◆ DIRECTIVE ◆
Only a number is wanted here: the number of lines of the data that include "color".
--- Start of ENTRIES SHOWN ---
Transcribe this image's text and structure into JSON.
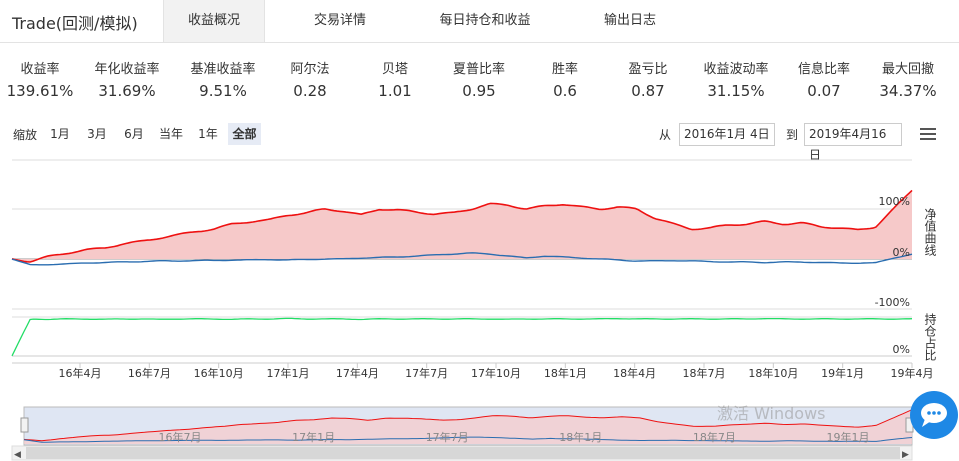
{
  "tabs": {
    "title": "Trade(回测/模拟)",
    "items": [
      "收益概况",
      "交易详情",
      "每日持仓和收益",
      "输出日志"
    ]
  },
  "stats": [
    {
      "label": "收益率",
      "value": "139.61%"
    },
    {
      "label": "年化收益率",
      "value": "31.69%"
    },
    {
      "label": "基准收益率",
      "value": "9.51%"
    },
    {
      "label": "阿尔法",
      "value": "0.28"
    },
    {
      "label": "贝塔",
      "value": "1.01"
    },
    {
      "label": "夏普比率",
      "value": "0.95"
    },
    {
      "label": "胜率",
      "value": "0.6"
    },
    {
      "label": "盈亏比",
      "value": "0.87"
    },
    {
      "label": "收益波动率",
      "value": "31.15%"
    },
    {
      "label": "信息比率",
      "value": "0.07"
    },
    {
      "label": "最大回撤",
      "value": "34.37%"
    }
  ],
  "range": {
    "zoom_label": "缩放",
    "buttons": [
      "1月",
      "3月",
      "6月",
      "当年",
      "1年",
      "全部"
    ],
    "active": "全部",
    "from_label": "从",
    "from_date": "2016年1月 4日",
    "to_label": "到",
    "to_date": "2019年4月16日"
  },
  "chart_data": {
    "type": "line",
    "x_ticks": [
      "16年4月",
      "16年7月",
      "16年10月",
      "17年1月",
      "17年4月",
      "17年7月",
      "17年10月",
      "18年1月",
      "18年4月",
      "18年7月",
      "18年10月",
      "19年1月",
      "19年4月"
    ],
    "navigator_ticks": [
      "16年7月",
      "17年1月",
      "17年7月",
      "18年1月",
      "18年7月",
      "19年1月"
    ],
    "main_axis_title": "净值曲线",
    "main_y_ticks": [
      "100%",
      "0%",
      "-100%"
    ],
    "ylim": [
      -100,
      100
    ],
    "position_axis_title": "持仓占比",
    "position_y_ticks": [
      "0%"
    ],
    "series": [
      {
        "color": "#ee1111",
        "fill": "#f6c9c9",
        "values": [
          0,
          -5,
          5,
          12,
          18,
          22,
          30,
          35,
          42,
          48,
          55,
          60,
          70,
          75,
          78,
          88,
          92,
          100,
          96,
          88,
          100,
          98,
          94,
          90,
          92,
          100,
          110,
          108,
          100,
          106,
          110,
          104,
          100,
          104,
          100,
          82,
          70,
          60,
          62,
          68,
          70,
          75,
          70,
          72,
          65,
          62,
          58,
          64,
          100,
          138
        ]
      },
      {
        "color": "#2a6db0",
        "values": [
          0,
          -12,
          -11,
          -10,
          -8,
          -7,
          -6,
          -5,
          -4,
          -4,
          -3,
          -3,
          -2,
          -2,
          -1,
          -2,
          -1,
          0,
          0,
          2,
          3,
          4,
          6,
          8,
          10,
          12,
          10,
          6,
          2,
          6,
          4,
          2,
          0,
          -2,
          -4,
          -4,
          -3,
          -4,
          -5,
          -6,
          -6,
          -7,
          -6,
          -6,
          -7,
          -8,
          -8,
          -8,
          2,
          9.5
        ]
      }
    ],
    "position_series": {
      "color": "#22dd66",
      "values": [
        0,
        95,
        94,
        95,
        95,
        94,
        95,
        95,
        94,
        95,
        95,
        95,
        94,
        95,
        95,
        96,
        95,
        95,
        95,
        94,
        95,
        95,
        95,
        95,
        95,
        95,
        95,
        94,
        95,
        95,
        95,
        95,
        95,
        96,
        95,
        95,
        95,
        95,
        95,
        95,
        95,
        96,
        95,
        95,
        95,
        95,
        95,
        95,
        95,
        95
      ]
    }
  },
  "watermark": "激活 Windows"
}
--- End of ENTRIES SHOWN ---
◆ OUTPUT OF THE EXERCISE ◆
3